**Task instructions**.
Repeat every record below exactly, leaving out the pictures.

— start Information shown —

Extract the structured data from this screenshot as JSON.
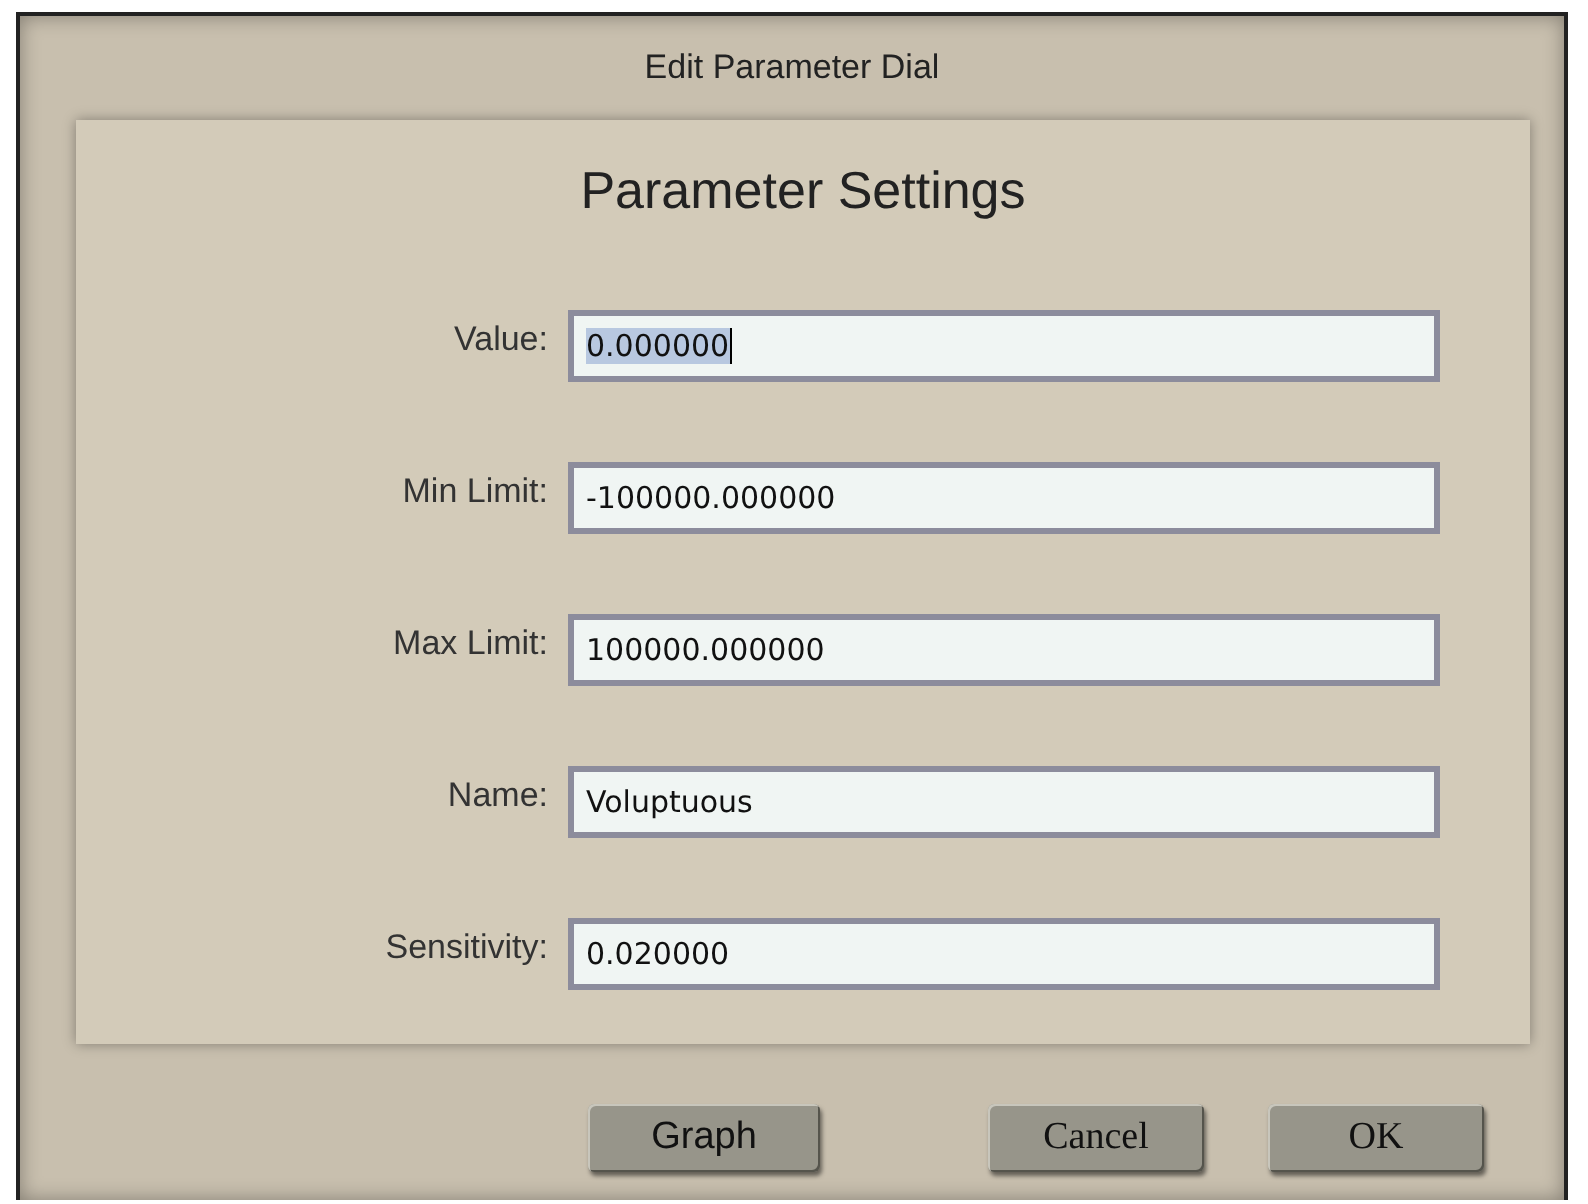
{
  "window": {
    "title": "Edit Parameter Dial"
  },
  "heading": "Parameter Settings",
  "fields": [
    {
      "label": "Value:",
      "value": "0.000000",
      "selected": true
    },
    {
      "label": "Min Limit:",
      "value": "-100000.000000",
      "selected": false
    },
    {
      "label": "Max Limit:",
      "value": "100000.000000",
      "selected": false
    },
    {
      "label": "Name:",
      "value": "Voluptuous",
      "selected": false
    },
    {
      "label": "Sensitivity:",
      "value": "0.020000",
      "selected": false
    }
  ],
  "buttons": [
    {
      "label": "Graph",
      "kind": "tool"
    },
    {
      "label": "Cancel",
      "kind": "dialog"
    },
    {
      "label": "OK",
      "kind": "dialog"
    }
  ]
}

— end Information shown —

**Task output**.
Extract the structured data from this screenshot as JSON.
{
  "window": {
    "title": "Edit Parameter Dial"
  },
  "heading": "Parameter Settings",
  "fields": [
    {
      "label": "Value:",
      "value": "0.000000",
      "selected": true
    },
    {
      "label": "Min Limit:",
      "value": "-100000.000000",
      "selected": false
    },
    {
      "label": "Max Limit:",
      "value": "100000.000000",
      "selected": false
    },
    {
      "label": "Name:",
      "value": "Voluptuous",
      "selected": false
    },
    {
      "label": "Sensitivity:",
      "value": "0.020000",
      "selected": false
    }
  ],
  "buttons": [
    {
      "label": "Graph",
      "kind": "tool"
    },
    {
      "label": "Cancel",
      "kind": "dialog"
    },
    {
      "label": "OK",
      "kind": "dialog"
    }
  ]
}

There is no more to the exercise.